*Set task:*
Exactly as they appear, output all of the records. Skip any images.

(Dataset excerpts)
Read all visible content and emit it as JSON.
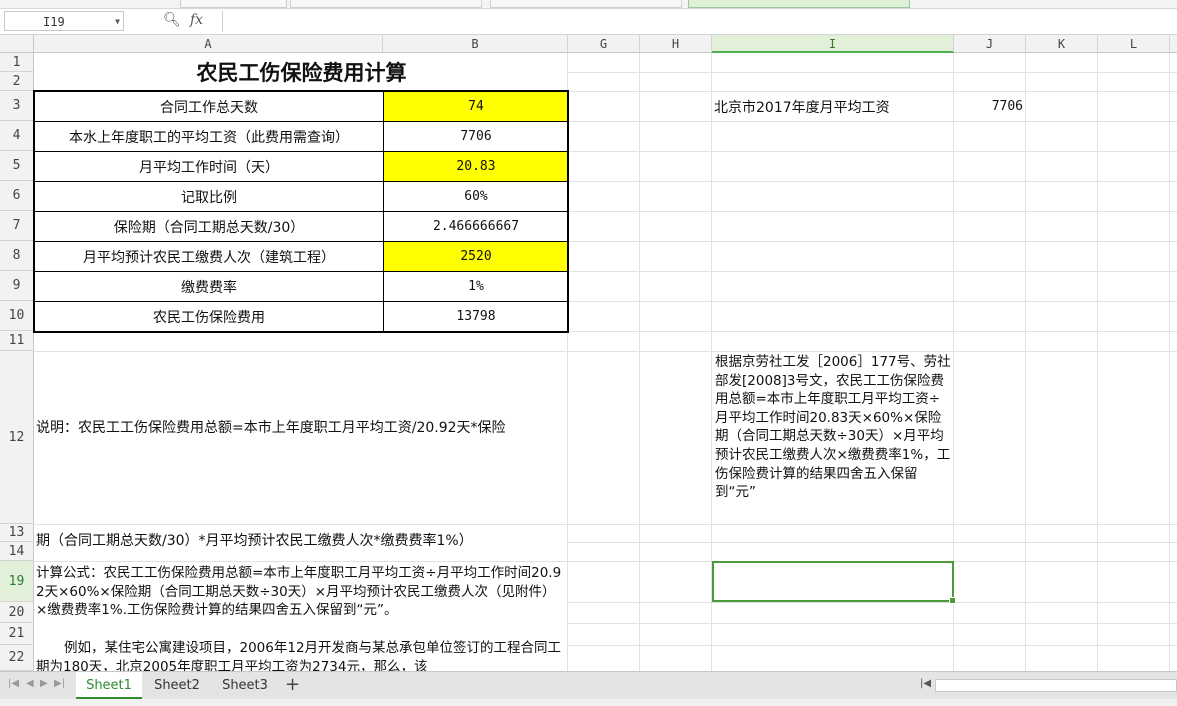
{
  "formula_bar": {
    "cell_ref": "I19",
    "fx_label": "fx",
    "formula": ""
  },
  "columns": [
    {
      "key": "A",
      "label": "A"
    },
    {
      "key": "B",
      "label": "B"
    },
    {
      "key": "G",
      "label": "G"
    },
    {
      "key": "H",
      "label": "H"
    },
    {
      "key": "I",
      "label": "I"
    },
    {
      "key": "J",
      "label": "J"
    },
    {
      "key": "K",
      "label": "K"
    },
    {
      "key": "L",
      "label": "L"
    }
  ],
  "rows": [
    "1",
    "2",
    "3",
    "4",
    "5",
    "6",
    "7",
    "8",
    "9",
    "10",
    "11",
    "12",
    "13",
    "14",
    "19",
    "20",
    "21",
    "22"
  ],
  "selected_column": "I",
  "selected_row": "19",
  "title": "农民工伤保险费用计算",
  "table": [
    {
      "label": "合同工作总天数",
      "value": "74",
      "highlight": true
    },
    {
      "label": "本水上年度职工的平均工资（此费用需查询）",
      "value": "7706",
      "highlight": false
    },
    {
      "label": "月平均工作时间（天）",
      "value": "20.83",
      "highlight": true
    },
    {
      "label": "记取比例",
      "value": "60%",
      "highlight": false
    },
    {
      "label": "保险期（合同工期总天数/30）",
      "value": "2.466666667",
      "highlight": false
    },
    {
      "label": "月平均预计农民工缴费人次（建筑工程）",
      "value": "2520",
      "highlight": true
    },
    {
      "label": "缴费费率",
      "value": "1%",
      "highlight": false
    },
    {
      "label": "农民工伤保险费用",
      "value": "13798",
      "highlight": false
    }
  ],
  "side": {
    "label": "北京市2017年度月平均工资",
    "value": "7706"
  },
  "notes": {
    "row12": "说明：农民工工伤保险费用总额=本市上年度职工月平均工资/20.92天*保险",
    "row13": "期（合同工期总天数/30）*月平均预计农民工缴费人次*缴费费率1%）",
    "calc": "计算公式：农民工工伤保险费用总额=本市上年度职工月平均工资÷月平均工作时间20.92天×60%×保险期（合同工期总天数÷30天）×月平均预计农民工缴费人次（见附件）×缴费费率1%.工伤保险费计算的结果四舍五入保留到“元”。",
    "example": "例如，某住宅公寓建设项目，2006年12月开发商与某总承包单位签订的工程合同工期为180天，北京2005年度职工月平均工资为2734元，那么，该",
    "policy": "根据京劳社工发［2006］177号、劳社部发[2008]3号文，农民工工伤保险费用总额=本市上年度职工月平均工资÷月平均工作时间20.83天×60%×保险期（合同工期总天数÷30天）×月平均预计农民工缴费人次×缴费费率1%，工伤保险费计算的结果四舍五入保留到“元”"
  },
  "sheets": [
    {
      "name": "Sheet1",
      "active": true
    },
    {
      "name": "Sheet2",
      "active": false
    },
    {
      "name": "Sheet3",
      "active": false
    }
  ],
  "colors": {
    "highlight": "#ffff00",
    "selection": "#4a9a3a",
    "active_tab": "#2e8b2e"
  }
}
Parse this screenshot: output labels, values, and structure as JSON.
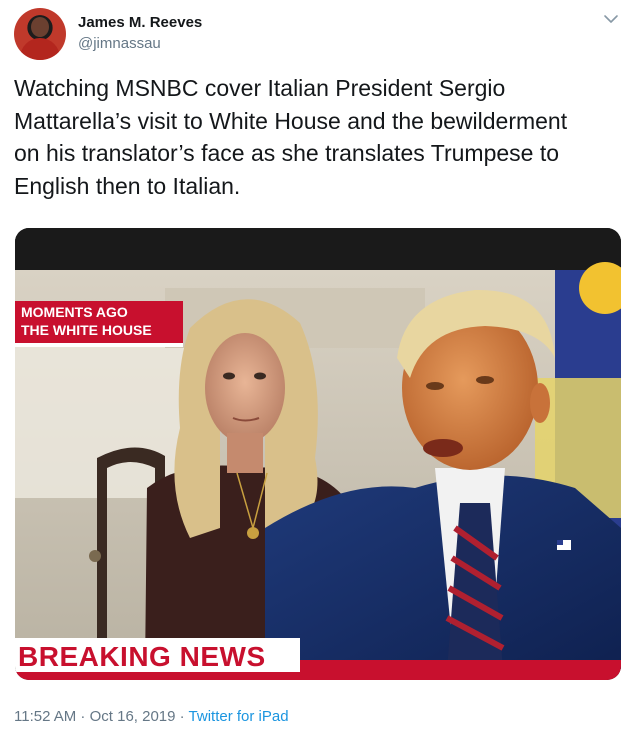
{
  "author": {
    "name": "James M. Reeves",
    "handle": "@jimnassau"
  },
  "tweet": {
    "text_lines": [
      "Watching MSNBC cover Italian President Sergio",
      "Mattarella’s visit to White House and the bewilderment",
      "on his translator’s face as she translates Trumpese to",
      "English then to Italian."
    ]
  },
  "media": {
    "chyron_line1": "MOMENTS AGO",
    "chyron_line2": "THE WHITE HOUSE",
    "breaking": "BREAKING NEWS"
  },
  "meta": {
    "timestamp": "11:52 AM · Oct 16, 2019 · ",
    "source": "Twitter for iPad"
  },
  "icons": {
    "caret": "chevron-down-icon"
  },
  "colors": {
    "link": "#1b95e0",
    "secondary": "#657786",
    "breaking_red": "#c8102e"
  }
}
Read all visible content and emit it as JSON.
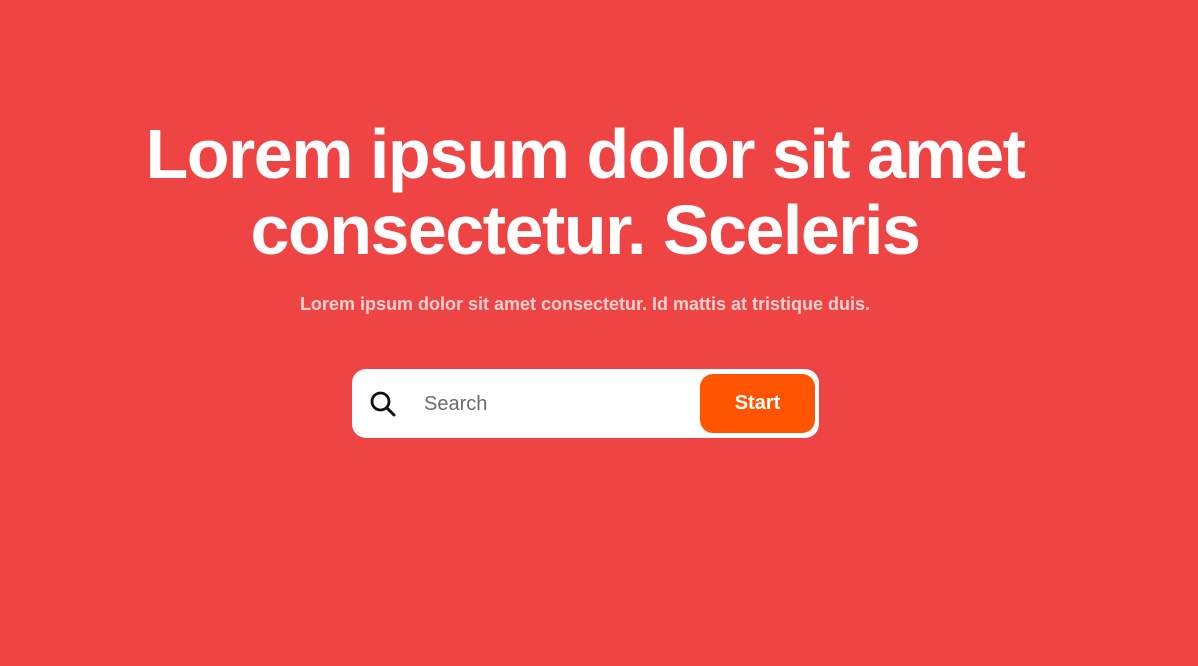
{
  "hero": {
    "headline_line1": "Lorem ipsum dolor sit amet",
    "headline_line2": "consectetur. Sceleris",
    "subtitle": "Lorem ipsum dolor sit amet consectetur. Id mattis at tristique duis."
  },
  "search": {
    "icon": "search-icon",
    "placeholder": "Search",
    "value": "",
    "button_label": "Start"
  },
  "colors": {
    "background": "#ef4444",
    "accent": "#ff5500",
    "text": "#ffffff"
  }
}
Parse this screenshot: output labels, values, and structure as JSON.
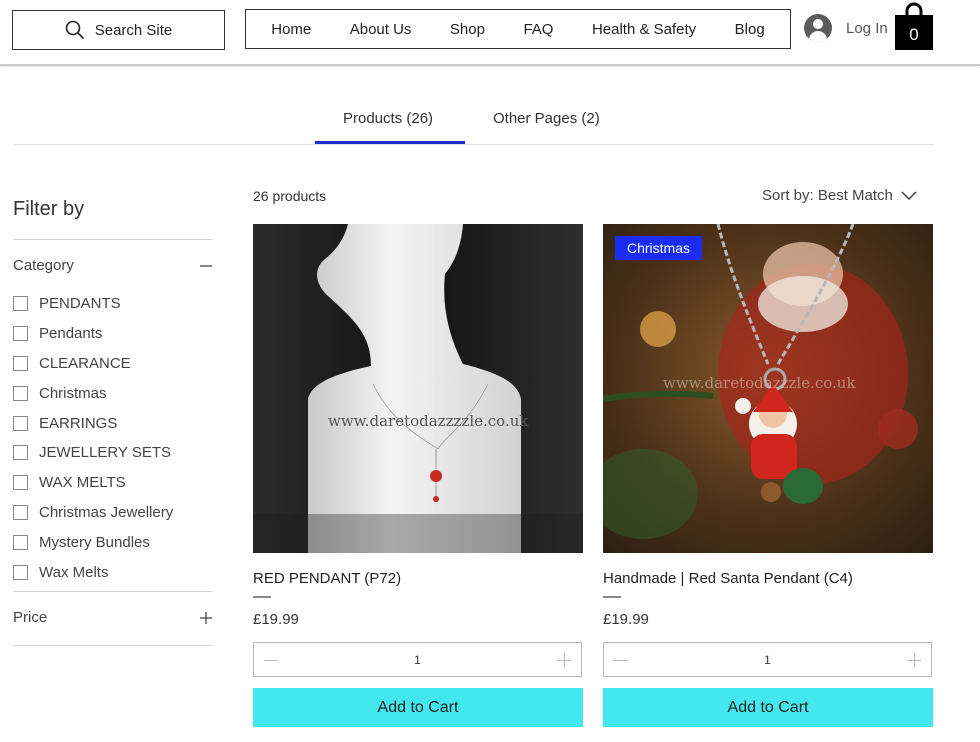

*The response:*
Read all visible content and emit it as JSON.
{
  "formula_bar": {
    "cell_ref": "I19",
    "fx_label": "fx",
    "formula": ""
  },
  "columns": [
    {
      "key": "A",
      "label": "A"
    },
    {
      "key": "B",
      "label": "B"
    },
    {
      "key": "G",
      "label": "G"
    },
    {
      "key": "H",
      "label": "H"
    },
    {
      "key": "I",
      "label": "I"
    },
    {
      "key": "J",
      "label": "J"
    },
    {
      "key": "K",
      "label": "K"
    },
    {
      "key": "L",
      "label": "L"
    }
  ],
  "rows": [
    "1",
    "2",
    "3",
    "4",
    "5",
    "6",
    "7",
    "8",
    "9",
    "10",
    "11",
    "12",
    "13",
    "14",
    "19",
    "20",
    "21",
    "22"
  ],
  "selected_column": "I",
  "selected_row": "19",
  "title": "农民工伤保险费用计算",
  "table": [
    {
      "label": "合同工作总天数",
      "value": "74",
      "highlight": true
    },
    {
      "label": "本水上年度职工的平均工资（此费用需查询）",
      "value": "7706",
      "highlight": false
    },
    {
      "label": "月平均工作时间（天）",
      "value": "20.83",
      "highlight": true
    },
    {
      "label": "记取比例",
      "value": "60%",
      "highlight": false
    },
    {
      "label": "保险期（合同工期总天数/30）",
      "value": "2.466666667",
      "highlight": false
    },
    {
      "label": "月平均预计农民工缴费人次（建筑工程）",
      "value": "2520",
      "highlight": true
    },
    {
      "label": "缴费费率",
      "value": "1%",
      "highlight": false
    },
    {
      "label": "农民工伤保险费用",
      "value": "13798",
      "highlight": false
    }
  ],
  "side": {
    "label": "北京市2017年度月平均工资",
    "value": "7706"
  },
  "notes": {
    "row12": "说明：农民工工伤保险费用总额=本市上年度职工月平均工资/20.92天*保险",
    "row13": "期（合同工期总天数/30）*月平均预计农民工缴费人次*缴费费率1%）",
    "calc": "计算公式：农民工工伤保险费用总额=本市上年度职工月平均工资÷月平均工作时间20.92天×60%×保险期（合同工期总天数÷30天）×月平均预计农民工缴费人次（见附件）×缴费费率1%.工伤保险费计算的结果四舍五入保留到“元”。",
    "example": "例如，某住宅公寓建设项目，2006年12月开发商与某总承包单位签订的工程合同工期为180天，北京2005年度职工月平均工资为2734元，那么，该",
    "policy": "根据京劳社工发［2006］177号、劳社部发[2008]3号文，农民工工伤保险费用总额=本市上年度职工月平均工资÷月平均工作时间20.83天×60%×保险期（合同工期总天数÷30天）×月平均预计农民工缴费人次×缴费费率1%，工伤保险费计算的结果四舍五入保留到“元”"
  },
  "sheets": [
    {
      "name": "Sheet1",
      "active": true
    },
    {
      "name": "Sheet2",
      "active": false
    },
    {
      "name": "Sheet3",
      "active": false
    }
  ],
  "colors": {
    "highlight": "#ffff00",
    "selection": "#4a9a3a",
    "active_tab": "#2e8b2e"
  }
}
Parse this screenshot: output labels, values, and structure as JSON.
{
  "author": {
    "name": "James M. Reeves",
    "handle": "@jimnassau"
  },
  "tweet": {
    "text_lines": [
      "Watching MSNBC cover Italian President Sergio",
      "Mattarella’s visit to White House and the bewilderment",
      "on his translator’s face as she translates Trumpese to",
      "English then to Italian."
    ]
  },
  "media": {
    "chyron_line1": "MOMENTS AGO",
    "chyron_line2": "THE WHITE HOUSE",
    "breaking": "BREAKING NEWS"
  },
  "meta": {
    "timestamp": "11:52 AM · Oct 16, 2019 · ",
    "source": "Twitter for iPad"
  },
  "icons": {
    "caret": "chevron-down-icon"
  },
  "colors": {
    "link": "#1b95e0",
    "secondary": "#657786",
    "breaking_red": "#c8102e"
  }
}
Read all visible content and emit it as JSON.
{
  "hero": {
    "headline_line1": "Lorem ipsum dolor sit amet",
    "headline_line2": "consectetur. Sceleris",
    "subtitle": "Lorem ipsum dolor sit amet consectetur. Id mattis at tristique duis."
  },
  "search": {
    "icon": "search-icon",
    "placeholder": "Search",
    "value": "",
    "button_label": "Start"
  },
  "colors": {
    "background": "#ef4444",
    "accent": "#ff5500",
    "text": "#ffffff"
  }
}
Parse this screenshot: output labels, values, and structure as JSON.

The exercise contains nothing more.